● **Directions**
Gather all lines in the entries that include the word "MRSA".

— Begin Records supplied —

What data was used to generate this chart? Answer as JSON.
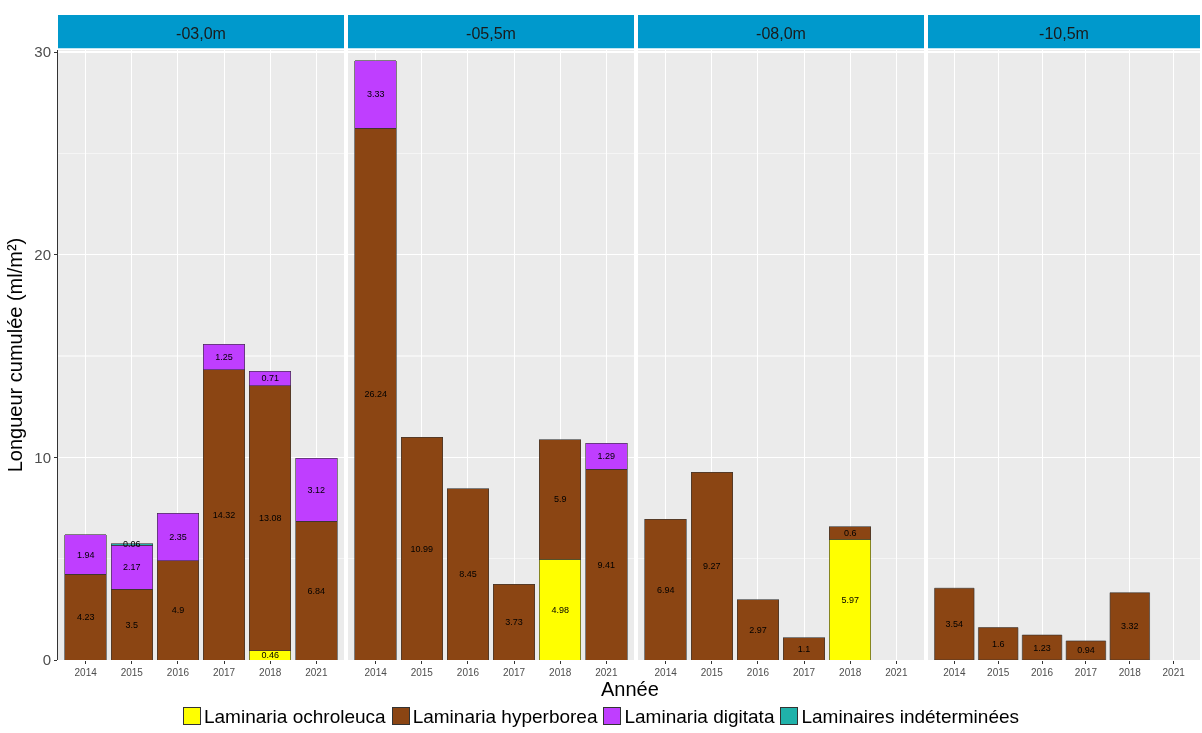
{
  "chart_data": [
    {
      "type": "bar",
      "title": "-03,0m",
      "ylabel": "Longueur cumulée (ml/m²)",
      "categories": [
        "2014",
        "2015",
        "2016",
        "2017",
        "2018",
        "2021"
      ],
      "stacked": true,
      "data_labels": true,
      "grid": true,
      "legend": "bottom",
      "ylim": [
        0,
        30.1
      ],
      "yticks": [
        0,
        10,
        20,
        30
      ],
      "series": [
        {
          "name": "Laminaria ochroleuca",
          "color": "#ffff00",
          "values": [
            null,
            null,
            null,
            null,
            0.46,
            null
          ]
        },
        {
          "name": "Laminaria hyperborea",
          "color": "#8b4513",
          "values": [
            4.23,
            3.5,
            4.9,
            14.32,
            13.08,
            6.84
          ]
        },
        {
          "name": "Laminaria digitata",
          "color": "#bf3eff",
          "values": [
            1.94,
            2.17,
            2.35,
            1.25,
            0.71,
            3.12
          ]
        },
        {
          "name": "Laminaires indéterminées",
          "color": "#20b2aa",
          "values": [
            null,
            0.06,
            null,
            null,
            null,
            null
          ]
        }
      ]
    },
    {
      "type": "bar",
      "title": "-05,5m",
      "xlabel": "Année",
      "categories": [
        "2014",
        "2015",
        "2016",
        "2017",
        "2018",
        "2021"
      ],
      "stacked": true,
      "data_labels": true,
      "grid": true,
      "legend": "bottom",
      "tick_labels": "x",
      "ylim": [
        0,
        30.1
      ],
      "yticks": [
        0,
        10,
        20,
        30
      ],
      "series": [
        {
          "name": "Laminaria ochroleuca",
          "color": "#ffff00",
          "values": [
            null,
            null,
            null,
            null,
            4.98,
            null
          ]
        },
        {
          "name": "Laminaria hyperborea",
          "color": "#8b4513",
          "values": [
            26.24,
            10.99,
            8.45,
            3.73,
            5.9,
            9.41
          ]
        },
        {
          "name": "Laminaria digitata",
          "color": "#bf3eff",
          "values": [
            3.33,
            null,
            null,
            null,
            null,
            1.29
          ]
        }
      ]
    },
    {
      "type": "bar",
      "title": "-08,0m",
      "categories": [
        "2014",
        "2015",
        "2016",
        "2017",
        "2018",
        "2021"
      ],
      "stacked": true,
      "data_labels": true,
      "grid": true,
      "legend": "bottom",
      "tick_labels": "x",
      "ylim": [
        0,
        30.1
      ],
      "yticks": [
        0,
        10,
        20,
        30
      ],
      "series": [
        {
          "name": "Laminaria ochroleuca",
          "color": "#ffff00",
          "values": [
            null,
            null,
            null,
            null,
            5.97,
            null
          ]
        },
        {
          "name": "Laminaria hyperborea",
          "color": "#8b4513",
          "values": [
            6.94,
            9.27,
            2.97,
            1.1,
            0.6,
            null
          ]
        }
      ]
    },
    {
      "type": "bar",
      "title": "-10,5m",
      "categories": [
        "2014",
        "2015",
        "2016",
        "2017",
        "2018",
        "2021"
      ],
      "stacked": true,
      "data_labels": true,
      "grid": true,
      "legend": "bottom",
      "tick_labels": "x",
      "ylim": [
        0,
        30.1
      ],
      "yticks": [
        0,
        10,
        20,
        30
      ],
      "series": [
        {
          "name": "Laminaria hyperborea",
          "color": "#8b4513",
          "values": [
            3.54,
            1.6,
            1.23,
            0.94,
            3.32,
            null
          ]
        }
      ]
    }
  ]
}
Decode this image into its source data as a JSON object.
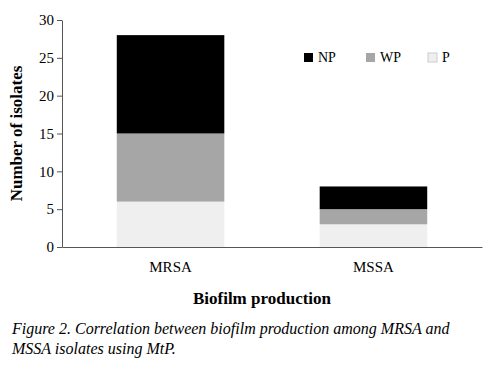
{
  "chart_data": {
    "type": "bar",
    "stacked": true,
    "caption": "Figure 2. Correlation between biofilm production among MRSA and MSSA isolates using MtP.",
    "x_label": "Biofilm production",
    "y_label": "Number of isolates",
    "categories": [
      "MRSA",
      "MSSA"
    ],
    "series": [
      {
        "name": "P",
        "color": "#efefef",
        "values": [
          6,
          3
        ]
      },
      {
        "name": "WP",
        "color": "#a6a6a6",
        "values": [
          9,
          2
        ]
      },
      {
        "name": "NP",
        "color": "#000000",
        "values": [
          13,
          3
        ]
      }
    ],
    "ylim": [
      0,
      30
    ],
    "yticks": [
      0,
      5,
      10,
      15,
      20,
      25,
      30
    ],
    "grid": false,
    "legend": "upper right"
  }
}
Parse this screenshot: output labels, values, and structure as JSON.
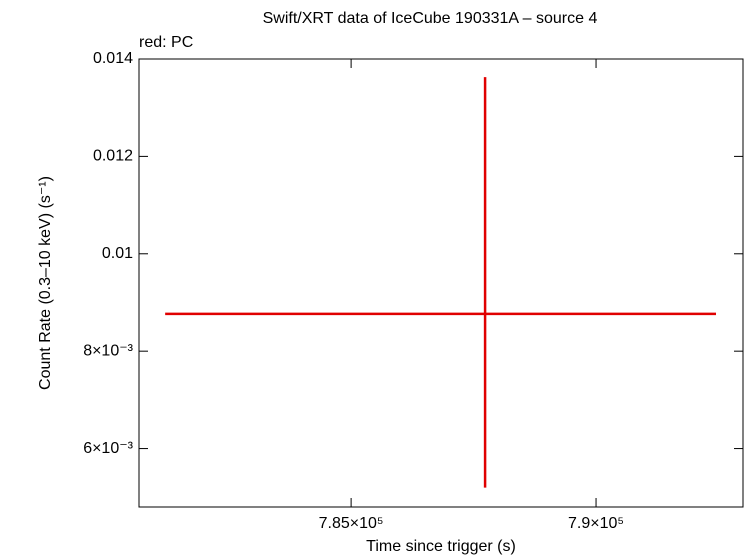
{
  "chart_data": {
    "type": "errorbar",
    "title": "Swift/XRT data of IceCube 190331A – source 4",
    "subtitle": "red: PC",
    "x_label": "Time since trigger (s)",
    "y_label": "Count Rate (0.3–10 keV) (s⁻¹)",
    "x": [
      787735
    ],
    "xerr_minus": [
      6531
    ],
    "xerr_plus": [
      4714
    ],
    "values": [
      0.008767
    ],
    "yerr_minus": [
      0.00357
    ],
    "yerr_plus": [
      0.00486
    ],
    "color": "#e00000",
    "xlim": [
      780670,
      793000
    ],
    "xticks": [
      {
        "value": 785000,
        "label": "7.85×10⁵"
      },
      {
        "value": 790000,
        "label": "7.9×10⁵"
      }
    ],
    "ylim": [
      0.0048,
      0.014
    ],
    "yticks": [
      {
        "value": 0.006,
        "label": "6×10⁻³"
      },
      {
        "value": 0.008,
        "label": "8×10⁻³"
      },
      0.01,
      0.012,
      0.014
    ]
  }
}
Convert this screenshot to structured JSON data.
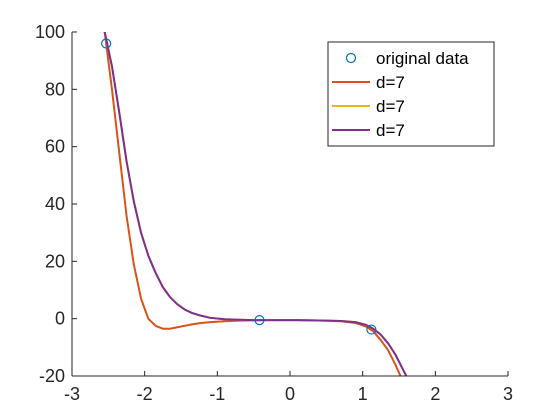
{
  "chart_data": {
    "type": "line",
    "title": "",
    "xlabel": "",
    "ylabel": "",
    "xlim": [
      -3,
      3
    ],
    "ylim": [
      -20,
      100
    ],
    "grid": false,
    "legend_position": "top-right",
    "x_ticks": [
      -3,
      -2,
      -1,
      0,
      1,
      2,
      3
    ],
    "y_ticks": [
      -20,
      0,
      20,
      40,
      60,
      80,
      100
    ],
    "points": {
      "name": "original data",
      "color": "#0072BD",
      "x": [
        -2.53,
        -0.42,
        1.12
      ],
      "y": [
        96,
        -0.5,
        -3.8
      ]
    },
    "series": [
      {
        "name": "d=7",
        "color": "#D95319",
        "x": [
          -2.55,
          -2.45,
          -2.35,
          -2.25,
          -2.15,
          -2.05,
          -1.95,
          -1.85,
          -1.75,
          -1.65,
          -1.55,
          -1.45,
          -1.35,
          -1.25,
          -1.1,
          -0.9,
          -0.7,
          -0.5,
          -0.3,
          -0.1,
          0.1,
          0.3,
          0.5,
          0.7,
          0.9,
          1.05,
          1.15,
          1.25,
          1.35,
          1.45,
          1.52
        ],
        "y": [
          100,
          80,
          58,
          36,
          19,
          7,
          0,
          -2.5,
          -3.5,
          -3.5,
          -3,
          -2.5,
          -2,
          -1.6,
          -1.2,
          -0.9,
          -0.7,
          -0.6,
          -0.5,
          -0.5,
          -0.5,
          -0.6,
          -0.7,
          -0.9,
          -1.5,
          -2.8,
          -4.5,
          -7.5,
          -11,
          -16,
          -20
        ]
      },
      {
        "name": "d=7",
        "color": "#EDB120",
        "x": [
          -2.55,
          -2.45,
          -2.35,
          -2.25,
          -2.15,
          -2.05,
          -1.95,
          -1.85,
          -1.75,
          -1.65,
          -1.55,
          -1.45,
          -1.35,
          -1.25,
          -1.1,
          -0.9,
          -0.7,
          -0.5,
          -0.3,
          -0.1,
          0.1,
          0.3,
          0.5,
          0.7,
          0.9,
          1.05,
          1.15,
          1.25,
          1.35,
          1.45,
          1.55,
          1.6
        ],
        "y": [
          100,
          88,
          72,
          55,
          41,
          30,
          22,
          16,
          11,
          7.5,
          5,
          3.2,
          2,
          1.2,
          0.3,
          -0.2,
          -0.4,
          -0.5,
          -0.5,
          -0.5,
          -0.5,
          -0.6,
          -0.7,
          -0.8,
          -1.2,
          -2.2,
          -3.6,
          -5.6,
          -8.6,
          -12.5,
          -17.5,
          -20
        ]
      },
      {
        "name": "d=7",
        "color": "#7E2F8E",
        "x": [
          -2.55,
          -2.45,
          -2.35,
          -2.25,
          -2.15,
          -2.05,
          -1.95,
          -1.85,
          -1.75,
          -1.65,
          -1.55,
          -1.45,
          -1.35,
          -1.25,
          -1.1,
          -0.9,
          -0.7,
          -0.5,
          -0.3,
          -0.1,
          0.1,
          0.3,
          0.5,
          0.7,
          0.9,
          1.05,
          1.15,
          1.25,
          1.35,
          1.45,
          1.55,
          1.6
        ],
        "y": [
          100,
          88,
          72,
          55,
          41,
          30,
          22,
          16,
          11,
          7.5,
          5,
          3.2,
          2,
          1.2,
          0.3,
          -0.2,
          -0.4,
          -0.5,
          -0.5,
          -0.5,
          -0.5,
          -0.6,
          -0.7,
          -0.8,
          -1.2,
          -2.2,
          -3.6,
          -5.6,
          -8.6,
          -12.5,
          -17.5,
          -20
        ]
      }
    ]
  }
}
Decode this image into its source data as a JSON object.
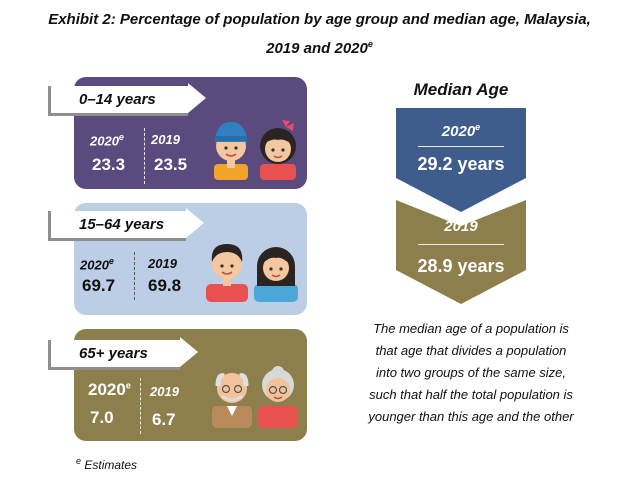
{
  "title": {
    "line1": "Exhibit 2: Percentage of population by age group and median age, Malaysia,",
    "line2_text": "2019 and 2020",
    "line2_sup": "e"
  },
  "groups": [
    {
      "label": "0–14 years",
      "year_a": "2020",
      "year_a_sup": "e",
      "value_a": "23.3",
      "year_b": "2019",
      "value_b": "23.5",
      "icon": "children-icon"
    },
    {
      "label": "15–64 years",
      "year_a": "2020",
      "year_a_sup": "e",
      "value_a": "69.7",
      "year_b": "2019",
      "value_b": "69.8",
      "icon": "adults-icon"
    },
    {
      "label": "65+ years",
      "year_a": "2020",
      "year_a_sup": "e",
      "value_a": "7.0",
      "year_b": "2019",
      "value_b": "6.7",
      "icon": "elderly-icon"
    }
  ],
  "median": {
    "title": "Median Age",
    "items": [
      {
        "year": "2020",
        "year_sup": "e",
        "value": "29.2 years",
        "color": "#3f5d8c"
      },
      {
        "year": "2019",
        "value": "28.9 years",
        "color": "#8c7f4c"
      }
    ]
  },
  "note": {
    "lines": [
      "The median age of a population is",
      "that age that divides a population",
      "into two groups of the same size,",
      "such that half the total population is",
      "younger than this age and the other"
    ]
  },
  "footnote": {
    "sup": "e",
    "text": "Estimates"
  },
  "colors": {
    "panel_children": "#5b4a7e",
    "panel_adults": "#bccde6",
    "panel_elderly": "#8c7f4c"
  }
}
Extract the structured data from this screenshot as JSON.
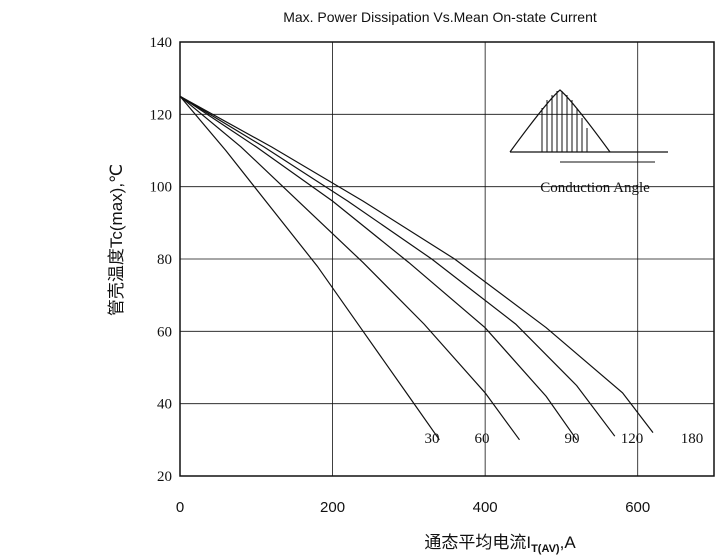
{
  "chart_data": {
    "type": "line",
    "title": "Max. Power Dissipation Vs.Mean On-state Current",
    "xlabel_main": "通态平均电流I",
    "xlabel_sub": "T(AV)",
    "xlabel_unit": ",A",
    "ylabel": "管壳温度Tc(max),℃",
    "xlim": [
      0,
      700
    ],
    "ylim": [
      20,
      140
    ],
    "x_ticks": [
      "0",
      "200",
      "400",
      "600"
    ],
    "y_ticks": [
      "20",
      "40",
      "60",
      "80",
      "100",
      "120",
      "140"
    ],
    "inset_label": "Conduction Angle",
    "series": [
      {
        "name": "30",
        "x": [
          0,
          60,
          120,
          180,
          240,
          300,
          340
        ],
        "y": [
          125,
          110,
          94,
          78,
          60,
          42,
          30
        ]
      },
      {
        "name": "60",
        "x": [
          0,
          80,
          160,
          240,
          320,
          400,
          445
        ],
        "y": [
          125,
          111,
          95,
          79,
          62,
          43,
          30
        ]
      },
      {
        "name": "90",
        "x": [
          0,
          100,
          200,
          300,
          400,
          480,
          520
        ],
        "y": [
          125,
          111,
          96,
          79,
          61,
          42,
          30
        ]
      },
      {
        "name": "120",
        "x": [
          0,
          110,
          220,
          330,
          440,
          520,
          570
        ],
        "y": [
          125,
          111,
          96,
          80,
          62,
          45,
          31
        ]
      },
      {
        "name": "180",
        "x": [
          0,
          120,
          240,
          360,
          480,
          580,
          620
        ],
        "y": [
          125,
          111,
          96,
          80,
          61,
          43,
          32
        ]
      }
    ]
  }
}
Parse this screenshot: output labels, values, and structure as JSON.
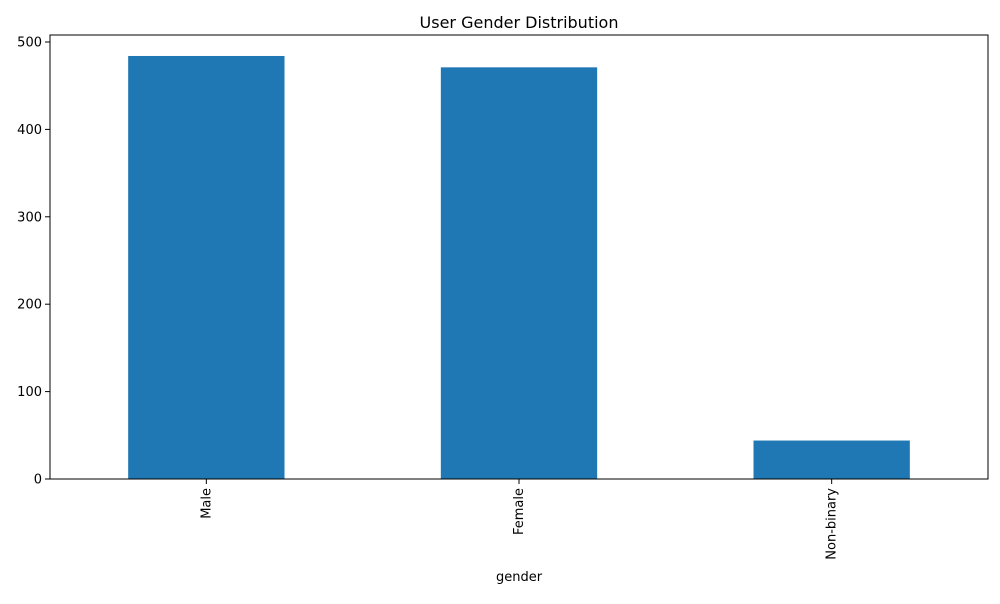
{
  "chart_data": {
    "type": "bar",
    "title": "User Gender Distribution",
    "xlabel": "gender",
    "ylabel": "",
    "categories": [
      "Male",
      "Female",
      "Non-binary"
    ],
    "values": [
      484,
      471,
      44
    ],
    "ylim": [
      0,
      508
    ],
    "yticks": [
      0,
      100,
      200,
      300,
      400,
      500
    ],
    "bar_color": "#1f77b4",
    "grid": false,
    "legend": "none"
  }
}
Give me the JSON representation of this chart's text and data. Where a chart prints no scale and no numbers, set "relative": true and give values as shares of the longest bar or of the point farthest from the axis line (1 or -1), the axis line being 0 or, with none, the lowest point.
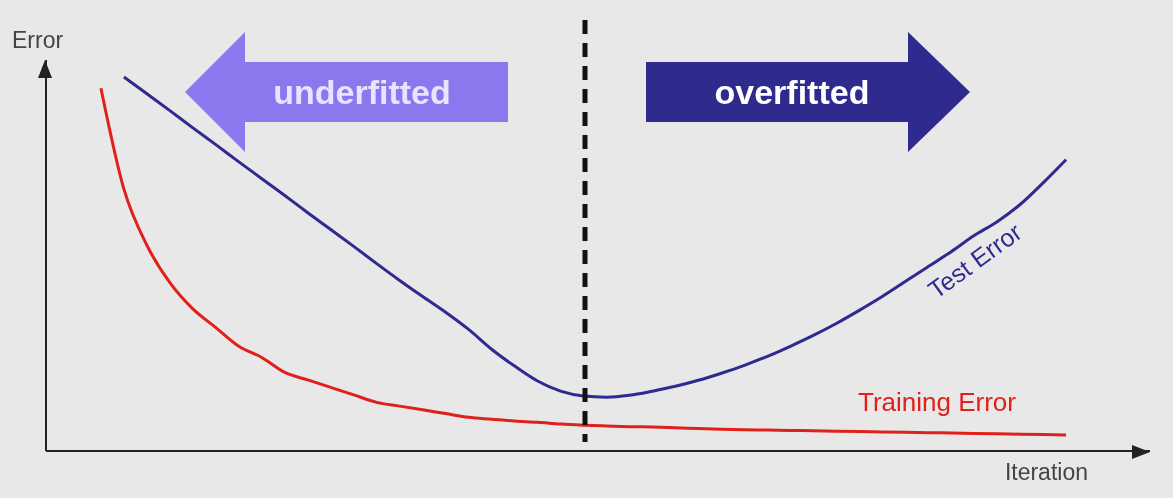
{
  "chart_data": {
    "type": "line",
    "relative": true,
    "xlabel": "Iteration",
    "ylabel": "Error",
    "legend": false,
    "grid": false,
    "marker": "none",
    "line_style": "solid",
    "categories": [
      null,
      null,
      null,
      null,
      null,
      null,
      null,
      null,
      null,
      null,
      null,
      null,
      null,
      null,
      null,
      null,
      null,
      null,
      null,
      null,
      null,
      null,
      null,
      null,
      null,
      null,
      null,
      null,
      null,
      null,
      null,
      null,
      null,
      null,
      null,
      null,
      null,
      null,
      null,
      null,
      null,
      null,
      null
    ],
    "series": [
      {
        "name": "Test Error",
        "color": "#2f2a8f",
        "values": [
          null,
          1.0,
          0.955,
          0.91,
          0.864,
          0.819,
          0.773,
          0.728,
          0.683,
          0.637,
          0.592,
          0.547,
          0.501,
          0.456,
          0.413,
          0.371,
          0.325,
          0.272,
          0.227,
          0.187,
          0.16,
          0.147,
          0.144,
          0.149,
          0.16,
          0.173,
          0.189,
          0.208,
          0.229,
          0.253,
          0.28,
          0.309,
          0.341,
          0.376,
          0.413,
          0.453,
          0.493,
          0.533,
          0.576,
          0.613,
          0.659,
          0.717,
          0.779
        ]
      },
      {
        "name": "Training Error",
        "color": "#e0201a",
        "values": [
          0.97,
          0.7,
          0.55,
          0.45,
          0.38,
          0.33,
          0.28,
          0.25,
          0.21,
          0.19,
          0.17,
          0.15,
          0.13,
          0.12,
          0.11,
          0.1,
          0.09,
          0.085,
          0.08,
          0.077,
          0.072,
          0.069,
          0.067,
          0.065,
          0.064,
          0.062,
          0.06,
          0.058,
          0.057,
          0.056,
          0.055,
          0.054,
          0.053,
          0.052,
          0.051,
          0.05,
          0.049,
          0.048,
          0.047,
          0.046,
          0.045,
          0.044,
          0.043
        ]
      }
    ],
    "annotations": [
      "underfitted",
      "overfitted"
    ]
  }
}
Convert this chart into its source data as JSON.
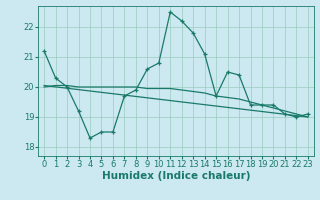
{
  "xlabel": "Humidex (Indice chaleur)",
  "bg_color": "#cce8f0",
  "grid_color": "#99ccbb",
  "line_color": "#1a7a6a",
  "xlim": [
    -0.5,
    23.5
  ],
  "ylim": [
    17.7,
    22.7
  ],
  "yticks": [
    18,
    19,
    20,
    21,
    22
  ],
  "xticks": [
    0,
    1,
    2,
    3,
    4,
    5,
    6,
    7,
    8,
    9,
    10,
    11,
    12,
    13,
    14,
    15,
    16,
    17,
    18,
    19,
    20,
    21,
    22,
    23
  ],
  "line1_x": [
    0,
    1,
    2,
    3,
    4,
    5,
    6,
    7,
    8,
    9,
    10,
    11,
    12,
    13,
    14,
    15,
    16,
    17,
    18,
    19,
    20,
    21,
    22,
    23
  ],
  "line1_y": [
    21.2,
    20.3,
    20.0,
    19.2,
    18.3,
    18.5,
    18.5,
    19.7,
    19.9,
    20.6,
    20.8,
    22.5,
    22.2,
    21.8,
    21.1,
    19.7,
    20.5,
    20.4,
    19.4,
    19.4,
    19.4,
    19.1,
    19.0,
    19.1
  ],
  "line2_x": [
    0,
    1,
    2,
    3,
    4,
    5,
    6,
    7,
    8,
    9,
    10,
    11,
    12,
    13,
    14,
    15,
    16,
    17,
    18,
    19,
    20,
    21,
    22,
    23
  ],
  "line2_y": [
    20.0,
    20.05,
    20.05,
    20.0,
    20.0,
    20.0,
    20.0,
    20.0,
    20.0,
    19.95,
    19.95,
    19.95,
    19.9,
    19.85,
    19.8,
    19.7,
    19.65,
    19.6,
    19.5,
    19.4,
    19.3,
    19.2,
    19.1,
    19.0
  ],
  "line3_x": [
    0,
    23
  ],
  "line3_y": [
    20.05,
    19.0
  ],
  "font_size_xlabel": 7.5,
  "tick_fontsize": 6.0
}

— End Records supplied —

● **Response to the task**
    "caption": "Figure 2. Correlation between biofilm production among MRSA and MSSA isolates using MtP.",
      "MRSA",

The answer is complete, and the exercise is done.